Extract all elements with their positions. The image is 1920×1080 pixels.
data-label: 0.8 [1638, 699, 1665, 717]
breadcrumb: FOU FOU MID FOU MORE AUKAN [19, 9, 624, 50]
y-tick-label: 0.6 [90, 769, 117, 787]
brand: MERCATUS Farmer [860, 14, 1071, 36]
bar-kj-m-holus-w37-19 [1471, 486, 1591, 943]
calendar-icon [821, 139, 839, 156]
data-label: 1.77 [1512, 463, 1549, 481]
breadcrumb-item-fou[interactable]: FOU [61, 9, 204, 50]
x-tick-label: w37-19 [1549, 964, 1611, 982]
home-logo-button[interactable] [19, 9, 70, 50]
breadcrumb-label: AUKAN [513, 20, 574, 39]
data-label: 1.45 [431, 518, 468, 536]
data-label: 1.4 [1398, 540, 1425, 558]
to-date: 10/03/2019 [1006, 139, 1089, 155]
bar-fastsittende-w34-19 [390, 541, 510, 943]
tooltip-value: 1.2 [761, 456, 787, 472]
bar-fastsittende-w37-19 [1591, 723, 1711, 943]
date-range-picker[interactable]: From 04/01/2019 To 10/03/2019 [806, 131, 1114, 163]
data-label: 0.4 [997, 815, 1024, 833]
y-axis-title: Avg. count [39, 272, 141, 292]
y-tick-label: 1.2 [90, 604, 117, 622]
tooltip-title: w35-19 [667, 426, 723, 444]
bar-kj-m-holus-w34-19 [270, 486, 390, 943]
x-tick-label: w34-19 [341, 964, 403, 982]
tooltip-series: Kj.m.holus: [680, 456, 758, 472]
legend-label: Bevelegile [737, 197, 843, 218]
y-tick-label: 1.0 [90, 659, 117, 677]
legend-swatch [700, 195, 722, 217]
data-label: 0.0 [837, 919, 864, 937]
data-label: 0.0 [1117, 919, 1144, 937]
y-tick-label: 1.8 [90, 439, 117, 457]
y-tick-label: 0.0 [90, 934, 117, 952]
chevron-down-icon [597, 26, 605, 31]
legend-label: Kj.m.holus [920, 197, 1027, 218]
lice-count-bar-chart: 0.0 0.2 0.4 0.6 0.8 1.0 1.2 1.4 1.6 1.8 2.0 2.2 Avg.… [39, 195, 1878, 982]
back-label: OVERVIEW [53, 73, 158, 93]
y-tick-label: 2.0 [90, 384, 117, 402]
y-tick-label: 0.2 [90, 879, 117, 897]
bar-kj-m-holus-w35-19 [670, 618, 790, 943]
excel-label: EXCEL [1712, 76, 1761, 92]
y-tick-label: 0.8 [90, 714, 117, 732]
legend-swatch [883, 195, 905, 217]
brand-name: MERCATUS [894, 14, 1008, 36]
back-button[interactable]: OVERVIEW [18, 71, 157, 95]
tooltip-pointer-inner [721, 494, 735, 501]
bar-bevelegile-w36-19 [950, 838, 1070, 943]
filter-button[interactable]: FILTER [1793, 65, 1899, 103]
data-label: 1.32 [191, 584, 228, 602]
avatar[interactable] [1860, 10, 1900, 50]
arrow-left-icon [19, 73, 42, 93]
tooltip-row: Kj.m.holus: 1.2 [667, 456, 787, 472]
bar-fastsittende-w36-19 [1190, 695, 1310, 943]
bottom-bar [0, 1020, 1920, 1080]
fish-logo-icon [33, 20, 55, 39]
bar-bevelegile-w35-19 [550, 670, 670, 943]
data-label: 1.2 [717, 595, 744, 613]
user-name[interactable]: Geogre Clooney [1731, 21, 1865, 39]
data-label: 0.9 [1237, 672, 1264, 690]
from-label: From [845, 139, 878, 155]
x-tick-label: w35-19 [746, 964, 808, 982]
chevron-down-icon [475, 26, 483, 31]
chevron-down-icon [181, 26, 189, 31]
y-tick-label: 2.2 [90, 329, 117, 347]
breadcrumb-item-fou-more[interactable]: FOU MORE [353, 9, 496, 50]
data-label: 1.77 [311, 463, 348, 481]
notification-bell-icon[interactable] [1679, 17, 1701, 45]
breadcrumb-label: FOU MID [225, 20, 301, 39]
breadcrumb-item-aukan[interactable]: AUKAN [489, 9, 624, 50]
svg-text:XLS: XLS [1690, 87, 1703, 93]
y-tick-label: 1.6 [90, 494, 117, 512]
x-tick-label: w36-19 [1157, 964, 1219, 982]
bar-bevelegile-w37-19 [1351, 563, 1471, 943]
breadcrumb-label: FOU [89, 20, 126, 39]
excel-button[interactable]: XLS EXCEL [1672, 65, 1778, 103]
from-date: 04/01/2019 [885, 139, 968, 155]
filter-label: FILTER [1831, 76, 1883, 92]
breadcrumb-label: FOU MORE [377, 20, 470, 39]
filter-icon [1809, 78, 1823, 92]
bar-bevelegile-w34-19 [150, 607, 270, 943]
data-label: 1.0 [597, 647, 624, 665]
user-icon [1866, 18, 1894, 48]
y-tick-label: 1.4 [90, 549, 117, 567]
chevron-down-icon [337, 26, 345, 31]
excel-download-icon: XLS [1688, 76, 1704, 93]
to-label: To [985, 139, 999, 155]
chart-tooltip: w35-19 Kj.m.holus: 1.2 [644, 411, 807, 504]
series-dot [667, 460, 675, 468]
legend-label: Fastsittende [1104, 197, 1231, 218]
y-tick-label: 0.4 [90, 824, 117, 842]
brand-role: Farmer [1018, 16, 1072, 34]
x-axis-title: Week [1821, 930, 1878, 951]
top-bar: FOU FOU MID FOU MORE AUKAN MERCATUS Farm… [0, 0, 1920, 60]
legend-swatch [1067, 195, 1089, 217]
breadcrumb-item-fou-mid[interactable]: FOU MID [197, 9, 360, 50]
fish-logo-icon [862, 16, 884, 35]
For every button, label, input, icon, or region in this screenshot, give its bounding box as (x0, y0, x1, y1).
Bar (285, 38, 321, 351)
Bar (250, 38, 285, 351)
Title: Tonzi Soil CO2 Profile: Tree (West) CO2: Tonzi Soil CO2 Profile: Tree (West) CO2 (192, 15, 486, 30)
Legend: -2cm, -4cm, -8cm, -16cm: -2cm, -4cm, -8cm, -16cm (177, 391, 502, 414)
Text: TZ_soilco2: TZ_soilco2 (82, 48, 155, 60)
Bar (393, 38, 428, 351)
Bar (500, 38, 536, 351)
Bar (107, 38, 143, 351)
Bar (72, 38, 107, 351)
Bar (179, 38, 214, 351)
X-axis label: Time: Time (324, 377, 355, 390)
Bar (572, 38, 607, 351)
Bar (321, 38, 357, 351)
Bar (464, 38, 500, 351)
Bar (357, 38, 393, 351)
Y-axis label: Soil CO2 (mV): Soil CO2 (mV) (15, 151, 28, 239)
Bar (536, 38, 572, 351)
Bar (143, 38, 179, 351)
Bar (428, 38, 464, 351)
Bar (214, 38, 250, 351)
· · · · · · ·
• _Goal_
Reproduce every line of the listing above word for word, in the same order.

• _Finished answer_
Extract all elements with their positions. The image is 1920×1080 pixels.
data-label: 0.8 [1638, 699, 1665, 717]
breadcrumb: FOU FOU MID FOU MORE AUKAN [19, 9, 624, 50]
y-tick-label: 0.6 [90, 769, 117, 787]
brand: MERCATUS Farmer [860, 14, 1071, 36]
bar-kj-m-holus-w37-19 [1471, 486, 1591, 943]
calendar-icon [821, 139, 839, 156]
data-label: 1.77 [1512, 463, 1549, 481]
breadcrumb-item-fou[interactable]: FOU [61, 9, 204, 50]
x-tick-label: w37-19 [1549, 964, 1611, 982]
home-logo-button[interactable] [19, 9, 70, 50]
breadcrumb-label: AUKAN [513, 20, 574, 39]
data-label: 1.45 [431, 518, 468, 536]
data-label: 1.4 [1398, 540, 1425, 558]
to-date: 10/03/2019 [1006, 139, 1089, 155]
bar-fastsittende-w34-19 [390, 541, 510, 943]
tooltip-value: 1.2 [761, 456, 787, 472]
bar-fastsittende-w37-19 [1591, 723, 1711, 943]
date-range-picker[interactable]: From 04/01/2019 To 10/03/2019 [806, 131, 1114, 163]
data-label: 0.4 [997, 815, 1024, 833]
y-axis-title: Avg. count [39, 272, 141, 292]
y-tick-label: 1.2 [90, 604, 117, 622]
tooltip-title: w35-19 [667, 426, 723, 444]
bar-kj-m-holus-w34-19 [270, 486, 390, 943]
x-tick-label: w34-19 [341, 964, 403, 982]
tooltip-series: Kj.m.holus: [680, 456, 758, 472]
legend-label: Bevelegile [737, 197, 843, 218]
y-tick-label: 1.0 [90, 659, 117, 677]
legend-swatch [700, 195, 722, 217]
data-label: 0.0 [837, 919, 864, 937]
data-label: 0.0 [1117, 919, 1144, 937]
y-tick-label: 1.8 [90, 439, 117, 457]
y-tick-label: 0.0 [90, 934, 117, 952]
chevron-down-icon [597, 26, 605, 31]
legend-label: Kj.m.holus [920, 197, 1027, 218]
lice-count-bar-chart: 0.0 0.2 0.4 0.6 0.8 1.0 1.2 1.4 1.6 1.8 2.0 2.2 Avg.… [39, 195, 1878, 982]
back-label: OVERVIEW [53, 73, 158, 93]
y-tick-label: 2.0 [90, 384, 117, 402]
y-tick-label: 0.2 [90, 879, 117, 897]
bar-kj-m-holus-w35-19 [670, 618, 790, 943]
excel-label: EXCEL [1712, 76, 1761, 92]
y-tick-label: 0.8 [90, 714, 117, 732]
legend-swatch [883, 195, 905, 217]
brand-name: MERCATUS [894, 14, 1008, 36]
back-button[interactable]: OVERVIEW [18, 71, 157, 95]
tooltip-pointer-inner [721, 494, 735, 501]
bar-bevelegile-w36-19 [950, 838, 1070, 943]
filter-button[interactable]: FILTER [1793, 65, 1899, 103]
data-label: 1.32 [191, 584, 228, 602]
avatar[interactable] [1860, 10, 1900, 50]
arrow-left-icon [19, 73, 42, 93]
tooltip-row: Kj.m.holus: 1.2 [667, 456, 787, 472]
bar-fastsittende-w36-19 [1190, 695, 1310, 943]
bottom-bar [0, 1020, 1920, 1080]
fish-logo-icon [33, 20, 55, 39]
bar-bevelegile-w35-19 [550, 670, 670, 943]
data-label: 1.2 [717, 595, 744, 613]
user-name[interactable]: Geogre Clooney [1731, 21, 1865, 39]
data-label: 0.9 [1237, 672, 1264, 690]
from-label: From [845, 139, 878, 155]
x-tick-label: w35-19 [746, 964, 808, 982]
chevron-down-icon [475, 26, 483, 31]
chevron-down-icon [181, 26, 189, 31]
y-tick-label: 2.2 [90, 329, 117, 347]
breadcrumb-item-fou-more[interactable]: FOU MORE [353, 9, 496, 50]
data-label: 1.77 [311, 463, 348, 481]
notification-bell-icon[interactable] [1679, 17, 1701, 45]
breadcrumb-label: FOU MID [225, 20, 301, 39]
breadcrumb-item-aukan[interactable]: AUKAN [489, 9, 624, 50]
svg-text:XLS: XLS [1690, 87, 1703, 93]
y-tick-label: 1.6 [90, 494, 117, 512]
x-tick-label: w36-19 [1157, 964, 1219, 982]
bar-bevelegile-w37-19 [1351, 563, 1471, 943]
breadcrumb-label: FOU [89, 20, 126, 39]
excel-button[interactable]: XLS EXCEL [1672, 65, 1778, 103]
from-date: 04/01/2019 [885, 139, 968, 155]
filter-label: FILTER [1831, 76, 1883, 92]
breadcrumb-label: FOU MORE [377, 20, 470, 39]
filter-icon [1809, 78, 1823, 92]
bar-bevelegile-w34-19 [150, 607, 270, 943]
data-label: 1.0 [597, 647, 624, 665]
user-icon [1866, 18, 1894, 48]
y-tick-label: 1.4 [90, 549, 117, 567]
chevron-down-icon [337, 26, 345, 31]
excel-download-icon: XLS [1688, 76, 1704, 93]
to-label: To [985, 139, 999, 155]
chart-tooltip: w35-19 Kj.m.holus: 1.2 [644, 411, 807, 504]
series-dot [667, 460, 675, 468]
legend-label: Fastsittende [1104, 197, 1231, 218]
y-tick-label: 0.4 [90, 824, 117, 842]
brand-role: Farmer [1018, 16, 1072, 34]
x-axis-title: Week [1821, 930, 1878, 951]
top-bar: FOU FOU MID FOU MORE AUKAN MERCATUS Farm… [0, 0, 1920, 60]
legend-swatch [1067, 195, 1089, 217]
breadcrumb-item-fou-mid[interactable]: FOU MID [197, 9, 360, 50]
fish-logo-icon [862, 16, 884, 35]
For every button, label, input, icon, or region in this screenshot, give its bounding box as (x0, y0, x1, y1).
Bar (285, 38, 321, 351)
Bar (250, 38, 285, 351)
Title: Tonzi Soil CO2 Profile: Tree (West) CO2: Tonzi Soil CO2 Profile: Tree (West) CO2 (192, 15, 486, 30)
Legend: -2cm, -4cm, -8cm, -16cm: -2cm, -4cm, -8cm, -16cm (177, 391, 502, 414)
Text: TZ_soilco2: TZ_soilco2 (82, 48, 155, 60)
Bar (393, 38, 428, 351)
Bar (500, 38, 536, 351)
Bar (107, 38, 143, 351)
Bar (72, 38, 107, 351)
Bar (179, 38, 214, 351)
X-axis label: Time: Time (324, 377, 355, 390)
Bar (572, 38, 607, 351)
Bar (321, 38, 357, 351)
Bar (464, 38, 500, 351)
Bar (357, 38, 393, 351)
Y-axis label: Soil CO2 (mV): Soil CO2 (mV) (15, 151, 28, 239)
Bar (536, 38, 572, 351)
Bar (143, 38, 179, 351)
Bar (428, 38, 464, 351)
Bar (214, 38, 250, 351)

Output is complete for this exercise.